◆ REQUIREMENT ◆
Copy out each line of the data that holds the word "object".

◆ DATA PROVIDED ◆
+---+
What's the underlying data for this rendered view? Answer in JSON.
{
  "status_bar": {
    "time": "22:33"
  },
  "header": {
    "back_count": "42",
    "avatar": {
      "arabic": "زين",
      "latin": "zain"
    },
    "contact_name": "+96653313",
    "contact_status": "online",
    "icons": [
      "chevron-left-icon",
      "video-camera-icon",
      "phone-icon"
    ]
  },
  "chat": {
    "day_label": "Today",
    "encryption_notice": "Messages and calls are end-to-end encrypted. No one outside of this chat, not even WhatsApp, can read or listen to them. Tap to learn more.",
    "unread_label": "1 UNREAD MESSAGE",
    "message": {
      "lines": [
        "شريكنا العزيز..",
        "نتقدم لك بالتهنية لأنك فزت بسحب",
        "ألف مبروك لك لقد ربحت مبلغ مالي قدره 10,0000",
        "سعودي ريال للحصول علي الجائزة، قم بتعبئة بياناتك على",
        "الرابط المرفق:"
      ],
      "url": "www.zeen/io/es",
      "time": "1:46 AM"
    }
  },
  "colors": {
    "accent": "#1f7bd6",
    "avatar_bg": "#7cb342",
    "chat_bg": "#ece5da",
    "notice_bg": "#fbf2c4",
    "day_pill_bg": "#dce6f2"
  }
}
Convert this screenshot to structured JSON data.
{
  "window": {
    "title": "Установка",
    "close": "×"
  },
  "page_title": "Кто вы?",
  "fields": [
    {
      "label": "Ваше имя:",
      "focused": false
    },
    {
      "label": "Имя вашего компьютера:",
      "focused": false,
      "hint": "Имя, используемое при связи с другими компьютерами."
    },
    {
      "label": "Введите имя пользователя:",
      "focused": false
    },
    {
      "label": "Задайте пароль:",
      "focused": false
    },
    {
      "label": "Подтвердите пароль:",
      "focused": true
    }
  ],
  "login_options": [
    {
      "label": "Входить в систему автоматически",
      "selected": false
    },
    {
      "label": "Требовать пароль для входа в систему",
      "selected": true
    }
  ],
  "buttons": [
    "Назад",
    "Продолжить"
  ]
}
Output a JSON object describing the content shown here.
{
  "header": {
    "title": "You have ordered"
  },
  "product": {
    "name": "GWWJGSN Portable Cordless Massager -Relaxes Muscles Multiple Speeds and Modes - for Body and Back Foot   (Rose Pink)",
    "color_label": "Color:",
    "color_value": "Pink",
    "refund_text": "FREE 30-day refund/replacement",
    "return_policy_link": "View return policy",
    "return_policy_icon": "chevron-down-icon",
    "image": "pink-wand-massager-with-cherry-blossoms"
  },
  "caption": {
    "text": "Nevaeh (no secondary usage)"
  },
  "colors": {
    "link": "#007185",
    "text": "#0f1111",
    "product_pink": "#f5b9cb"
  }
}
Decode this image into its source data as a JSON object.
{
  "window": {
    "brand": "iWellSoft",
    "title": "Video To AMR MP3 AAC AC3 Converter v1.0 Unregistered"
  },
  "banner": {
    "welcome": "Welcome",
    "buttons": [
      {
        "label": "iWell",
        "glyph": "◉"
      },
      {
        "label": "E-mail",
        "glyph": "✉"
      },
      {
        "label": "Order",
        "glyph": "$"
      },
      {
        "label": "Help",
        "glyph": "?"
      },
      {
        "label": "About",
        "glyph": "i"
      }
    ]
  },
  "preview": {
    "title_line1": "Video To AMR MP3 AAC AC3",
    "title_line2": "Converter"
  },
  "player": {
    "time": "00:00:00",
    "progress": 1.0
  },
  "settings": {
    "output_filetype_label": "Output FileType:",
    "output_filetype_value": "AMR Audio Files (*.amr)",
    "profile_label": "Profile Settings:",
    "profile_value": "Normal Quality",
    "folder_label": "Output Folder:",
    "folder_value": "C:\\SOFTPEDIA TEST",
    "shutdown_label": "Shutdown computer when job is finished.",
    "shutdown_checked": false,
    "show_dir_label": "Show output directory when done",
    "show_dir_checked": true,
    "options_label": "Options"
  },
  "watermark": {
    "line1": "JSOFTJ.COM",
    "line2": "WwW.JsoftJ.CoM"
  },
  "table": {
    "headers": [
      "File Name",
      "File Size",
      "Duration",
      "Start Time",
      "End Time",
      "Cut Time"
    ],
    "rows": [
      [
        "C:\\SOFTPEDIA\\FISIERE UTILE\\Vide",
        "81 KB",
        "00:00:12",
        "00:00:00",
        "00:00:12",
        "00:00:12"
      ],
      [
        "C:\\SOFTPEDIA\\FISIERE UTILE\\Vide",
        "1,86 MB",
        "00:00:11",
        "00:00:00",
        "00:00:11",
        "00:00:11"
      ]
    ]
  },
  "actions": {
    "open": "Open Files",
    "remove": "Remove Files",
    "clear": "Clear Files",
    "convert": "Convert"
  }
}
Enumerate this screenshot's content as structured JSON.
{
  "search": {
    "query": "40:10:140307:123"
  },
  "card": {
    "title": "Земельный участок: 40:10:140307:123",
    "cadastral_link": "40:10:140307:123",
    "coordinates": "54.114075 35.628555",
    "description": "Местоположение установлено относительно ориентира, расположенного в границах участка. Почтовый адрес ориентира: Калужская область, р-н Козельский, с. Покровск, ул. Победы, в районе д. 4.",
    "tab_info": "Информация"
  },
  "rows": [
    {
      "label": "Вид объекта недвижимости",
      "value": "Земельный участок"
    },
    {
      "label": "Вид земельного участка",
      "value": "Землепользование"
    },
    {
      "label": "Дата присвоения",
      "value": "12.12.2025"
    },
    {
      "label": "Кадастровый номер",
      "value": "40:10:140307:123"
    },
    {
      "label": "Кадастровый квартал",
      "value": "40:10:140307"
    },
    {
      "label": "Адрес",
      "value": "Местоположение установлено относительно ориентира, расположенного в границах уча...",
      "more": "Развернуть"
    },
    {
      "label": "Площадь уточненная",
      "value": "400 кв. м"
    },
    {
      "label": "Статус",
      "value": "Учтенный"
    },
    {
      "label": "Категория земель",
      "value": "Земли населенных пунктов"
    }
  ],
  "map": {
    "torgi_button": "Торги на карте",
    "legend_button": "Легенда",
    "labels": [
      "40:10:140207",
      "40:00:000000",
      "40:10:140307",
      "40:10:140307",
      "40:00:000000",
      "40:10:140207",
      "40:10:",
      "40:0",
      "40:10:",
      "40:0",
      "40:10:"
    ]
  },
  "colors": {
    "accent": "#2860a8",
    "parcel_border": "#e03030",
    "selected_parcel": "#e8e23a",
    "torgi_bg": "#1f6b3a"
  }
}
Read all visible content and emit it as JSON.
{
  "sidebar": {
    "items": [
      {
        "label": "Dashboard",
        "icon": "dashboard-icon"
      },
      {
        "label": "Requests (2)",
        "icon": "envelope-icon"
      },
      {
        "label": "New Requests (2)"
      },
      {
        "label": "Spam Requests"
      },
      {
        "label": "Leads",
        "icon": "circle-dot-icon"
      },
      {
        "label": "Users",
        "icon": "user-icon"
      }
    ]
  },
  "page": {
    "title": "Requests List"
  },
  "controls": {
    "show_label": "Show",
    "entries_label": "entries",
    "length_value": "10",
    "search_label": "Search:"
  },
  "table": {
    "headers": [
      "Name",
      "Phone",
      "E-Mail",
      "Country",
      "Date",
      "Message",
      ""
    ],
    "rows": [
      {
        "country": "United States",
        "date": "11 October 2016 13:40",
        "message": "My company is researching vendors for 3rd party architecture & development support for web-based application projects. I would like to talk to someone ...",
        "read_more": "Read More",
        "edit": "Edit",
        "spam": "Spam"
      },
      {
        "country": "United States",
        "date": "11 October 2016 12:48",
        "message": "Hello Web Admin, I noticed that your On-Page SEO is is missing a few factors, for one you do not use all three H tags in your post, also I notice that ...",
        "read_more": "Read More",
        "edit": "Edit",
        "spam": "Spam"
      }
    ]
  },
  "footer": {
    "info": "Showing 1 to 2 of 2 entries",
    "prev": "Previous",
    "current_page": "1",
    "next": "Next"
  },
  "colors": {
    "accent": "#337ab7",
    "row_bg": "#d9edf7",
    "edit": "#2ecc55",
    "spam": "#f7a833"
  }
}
+---+
◆ WRITTEN ANSWER ◆
Output a JSON object describing the content shown here.
Decode this image into its source data as a JSON object.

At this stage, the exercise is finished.